Avec ce titre sur­prenant Voltige !, le nou­veau recueil d’Isabelle Lévesque — accom­pa­g­né d’une belle post­face de Françoise Ascal  — se place sous le dou­ble signe de l’injonction aéri­enne et de l’impératif. Que dire de cet impératif qui résonne à de mul­ti­ples repris­es dans ces vers : « Aime le vent », « Con­sens le print­emps crie », « Ne te retourne pas, jamais, retiens tes mains, la feuille écartée te mon­tre », « Malmène mes yeux froids », « Naisse encore le jour : reviens » ? Sou­vent placé à l’entame d’une stro­phe, vœu pres­sant, apos­tro­phe, ordre, som­ma­tion, il évoque la tonic­ité d’une voix sin­gulière. Celle d’une femme qui dit l’amour en poésie. Un peu comme Marie de France, cette autre femme poète, chantre de la fin’amor cour­toise dont l’ombre se glisse dans le recueil avec l’évocation du Lai du chèvrefeuille.

Dire le désir féminin à l’impératif, dans sa nudité incar­née, voilà qui renou­velle le thème du chant d’amour, l’adverbe « pas­sion­né­ment » répété dans ces vers y pointant exal­ta­tion, « fièvre » du mou­ve­ment. La poète entre ain­si en par­faite con­nivence avec les lavis de l’artiste Colette Deblé. Des corps féminins libres, légers, vic­to­rieux, qui don­nent l’impression d’entrer dans une danse.

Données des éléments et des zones
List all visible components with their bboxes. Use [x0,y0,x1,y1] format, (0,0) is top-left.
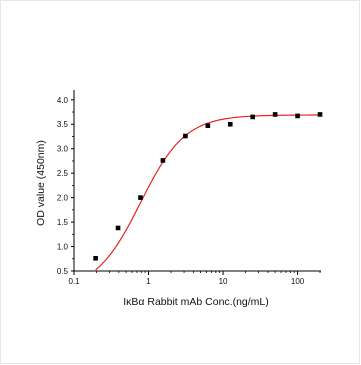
x-tick-label: 10 [219,277,228,286]
y-tick-label: 2.5 [57,169,69,178]
data-points-layer [93,112,323,261]
data-point [115,225,121,231]
data-point [160,158,166,163]
data-point [205,123,211,129]
y-tick-label: 1.5 [57,218,69,227]
data-point [295,113,300,119]
y-tick-label: 1.0 [57,243,69,252]
y-tick-label: 3.5 [57,120,69,129]
fit-curve-layer [95,114,320,271]
data-point [272,112,278,117]
y-axis-label: OD value (450nm) [35,140,47,226]
x-tick-label: 1 [146,277,151,286]
data-point [138,195,143,200]
data-point [183,133,188,139]
data-point [93,255,98,261]
y-tick-label: 4.0 [57,96,69,105]
y-tick-label: 3.0 [57,145,69,154]
data-point [227,121,233,127]
x-tick-label: 0.1 [68,277,80,286]
y-tick-label: 2.0 [57,194,69,203]
data-point [250,114,255,120]
axes: 0.5 1.0 1.5 2.0 2.5 3.0 3.5 4.0 0.1 1 10 100 [57,90,321,286]
y-tick-label: 0.5 [57,267,69,276]
fit-curve [95,114,320,271]
x-tick-label: 100 [291,277,305,286]
x-axis-label: IκBα Rabbit mAb Conc.(ng/mL) [123,296,269,308]
data-point [317,112,323,117]
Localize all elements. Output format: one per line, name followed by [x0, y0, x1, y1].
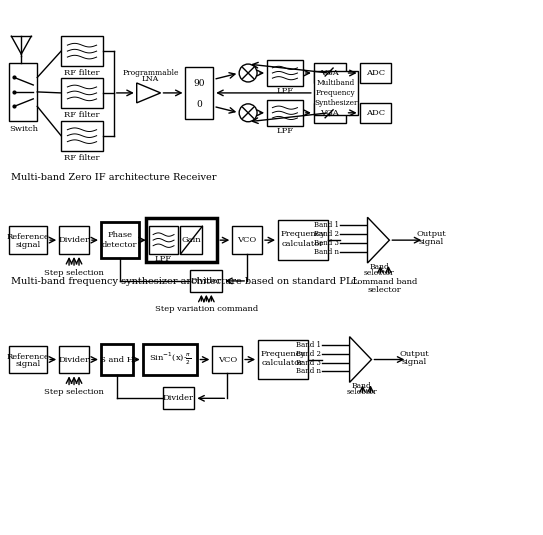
Polygon shape: [350, 337, 371, 383]
Bar: [180, 226, 203, 254]
Text: calculator: calculator: [282, 240, 324, 248]
Text: VCO: VCO: [237, 236, 257, 244]
Text: Multiband: Multiband: [317, 79, 355, 87]
Text: Band 2: Band 2: [314, 230, 339, 238]
Text: Band 1: Band 1: [296, 341, 321, 349]
Bar: [149, 226, 179, 254]
Bar: [232, 226, 262, 254]
Text: Multi-band frequency synthesizer architecture based on standard PLL: Multi-band frequency synthesizer archite…: [11, 278, 359, 286]
Text: calculator: calculator: [262, 360, 304, 368]
Text: Step variation command: Step variation command: [155, 305, 258, 313]
Text: Band 3: Band 3: [296, 358, 321, 366]
Text: detector: detector: [102, 241, 137, 249]
Polygon shape: [368, 217, 389, 263]
Text: Divider: Divider: [59, 236, 90, 244]
Text: Band: Band: [369, 263, 389, 271]
Text: RF filter: RF filter: [64, 69, 100, 77]
Bar: [101, 222, 138, 258]
Text: LPF: LPF: [155, 255, 172, 263]
Text: Frequency: Frequency: [261, 349, 306, 357]
Text: selector: selector: [364, 269, 395, 277]
Text: Band n: Band n: [296, 368, 321, 376]
Bar: [101, 343, 132, 376]
Bar: [146, 218, 217, 262]
Bar: [186, 67, 213, 119]
Text: Step selection: Step selection: [44, 269, 104, 277]
Text: LPF: LPF: [276, 87, 294, 95]
Text: VGA: VGA: [320, 109, 339, 117]
Text: selector: selector: [346, 388, 377, 396]
Text: Output: Output: [416, 230, 446, 238]
Text: signal: signal: [16, 361, 41, 369]
Text: Multi-band Zero IF architecture Receiver: Multi-band Zero IF architecture Receiver: [11, 173, 217, 182]
Bar: [267, 60, 303, 86]
Text: signal: signal: [419, 238, 444, 246]
Bar: [9, 63, 37, 121]
Bar: [258, 340, 308, 379]
Bar: [212, 346, 242, 373]
Text: Divider: Divider: [59, 356, 90, 363]
Text: Band 1: Band 1: [314, 221, 339, 229]
Text: selector: selector: [368, 286, 401, 294]
Text: Phase: Phase: [108, 231, 132, 239]
Text: LPF: LPF: [276, 127, 294, 135]
Bar: [314, 103, 345, 123]
Text: Gain: Gain: [181, 236, 201, 244]
Text: Divider: Divider: [163, 394, 194, 402]
Bar: [267, 100, 303, 126]
Text: RF filter: RF filter: [64, 154, 100, 162]
Bar: [59, 226, 89, 254]
Bar: [9, 346, 47, 373]
Text: Band n: Band n: [314, 248, 339, 256]
Bar: [59, 346, 89, 373]
Text: LNA: LNA: [142, 75, 159, 83]
Text: Sin$^{-1}$(x)-$\frac{\pi}{2}$: Sin$^{-1}$(x)-$\frac{\pi}{2}$: [149, 350, 191, 366]
Bar: [61, 36, 103, 66]
Text: Reference: Reference: [7, 353, 50, 361]
Bar: [359, 63, 392, 83]
Text: Output: Output: [400, 349, 429, 357]
Text: signal: signal: [402, 357, 427, 365]
Text: RF filter: RF filter: [64, 111, 100, 119]
Bar: [359, 103, 392, 123]
Text: Switch: Switch: [9, 125, 38, 133]
Text: ADC: ADC: [366, 69, 385, 77]
Text: Step selection: Step selection: [44, 388, 104, 396]
Text: Reference: Reference: [7, 233, 50, 241]
Bar: [143, 343, 198, 376]
Bar: [314, 71, 357, 115]
Bar: [278, 220, 328, 260]
Text: Band 2: Band 2: [296, 349, 321, 357]
Text: Divider: Divider: [191, 277, 222, 285]
Polygon shape: [137, 83, 161, 103]
Text: Frequency: Frequency: [280, 230, 325, 238]
Text: Band: Band: [352, 383, 371, 391]
Text: ADC: ADC: [366, 109, 385, 117]
Text: Programmable: Programmable: [122, 69, 179, 77]
Bar: [9, 226, 47, 254]
Text: 90: 90: [194, 79, 205, 88]
Text: VGA: VGA: [320, 69, 339, 77]
Text: Band 3: Band 3: [314, 239, 339, 247]
Bar: [191, 270, 222, 292]
Text: signal: signal: [16, 241, 41, 249]
Text: S and H: S and H: [100, 356, 134, 363]
Bar: [314, 63, 345, 83]
Text: Frequency: Frequency: [316, 89, 356, 97]
Bar: [61, 121, 103, 151]
Bar: [61, 78, 103, 108]
Text: Command band: Command band: [351, 278, 418, 286]
Text: 0: 0: [197, 100, 202, 109]
Bar: [162, 387, 194, 409]
Text: VCO: VCO: [218, 356, 237, 363]
Text: Synthesizer: Synthesizer: [314, 98, 357, 106]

-- Travail à faire --
[1] Recopie le passage de l'extrait sur le recueil Voltige ! qui va de "Avec ce titre" jusqu'à "Lai du chèvrefeuille.", en remplaçant "Marie de France" par "Louise Labé".
[2] Restitue sous forme de tableau Markdown, avec les colonnes « N° » et « Ligne », les lignes des enregistrements qui vont de celle contenant "Polygon shape: [350, 337, 371, 383]" jusqu'à celle contenant "Text: Divider: Divider: [59, 236, 90, 244]", sans les lignes vides.
L'extrait et les enregistrements proviennent de sources différentes.

-- Réponses par tâche --
[1]
Avec ce titre sur­prenant Voltige !, le nou­veau recueil d’Isabelle Lévesque — accom­pa­g­né d’une belle post­face de Françoise Ascal  — se place sous le dou­ble signe de l’injonction aéri­enne et de l’impératif. Que dire de cet impératif qui résonne à de mul­ti­ples repris­es dans ces vers : « Aime le vent », « Con­sens le print­emps crie », « Ne te retourne pas, jamais, retiens tes mains, la feuille écartée te mon­tre », « Malmène mes yeux froids », « Naisse encore le jour : reviens » ? Sou­vent placé à l’entame d’une stro­phe, vœu pres­sant, apos­tro­phe, ordre, som­ma­tion, il évoque la tonic­ité d’une voix sin­gulière. Celle d’une femme qui dit l’amour en poésie. Un peu comme Louise Labé, cette autre femme poète, chantre de la fin’amor cour­toise dont l’ombre se glisse dans le recueil avec l’évocation du Lai du chèvrefeuille.

[2]
| N° | Ligne |
|---|---|
| 1 | Polygon shape: [350, 337, 371, 383] |
| 2 | Bar: [180, 226, 203, 254] |
| 3 | Text: calculator: calculator: [282, 240, 324, 248] |
| 4 | Text: VCO: VCO: [237, 236, 257, 244] |
| 5 | Text: Multiband: Multiband: [317, 79, 355, 87] |
| 6 | Text: Band 2: Band 2: [314, 230, 339, 238] |
| 7 | Text: Band 1: Band 1: [296, 341, 321, 349] |
| 8 | Bar: [149, 226, 179, 254] |
| 9 | Bar: [232, 226, 262, 254] |
| 10 | Text: Multi-band frequency synthesizer architecture based on standard PLL: Multi-band frequency synthesizer archite…: [11, 278, 359, 286] |
| 11 | Text: calculator: calculator: [262, 360, 304, 368] |
| 12 | Text: Step variation command: Step variation command: [155, 305, 258, 313] |
| 13 | Text: Band 3: Band 3: [296, 358, 321, 366] |
| 14 | Text: detector: detector: [102, 241, 137, 249] |
| 15 | Polygon shape: [368, 217, 389, 263] |
| 16 | Text: Divider: Divider: [59, 236, 90, 244] |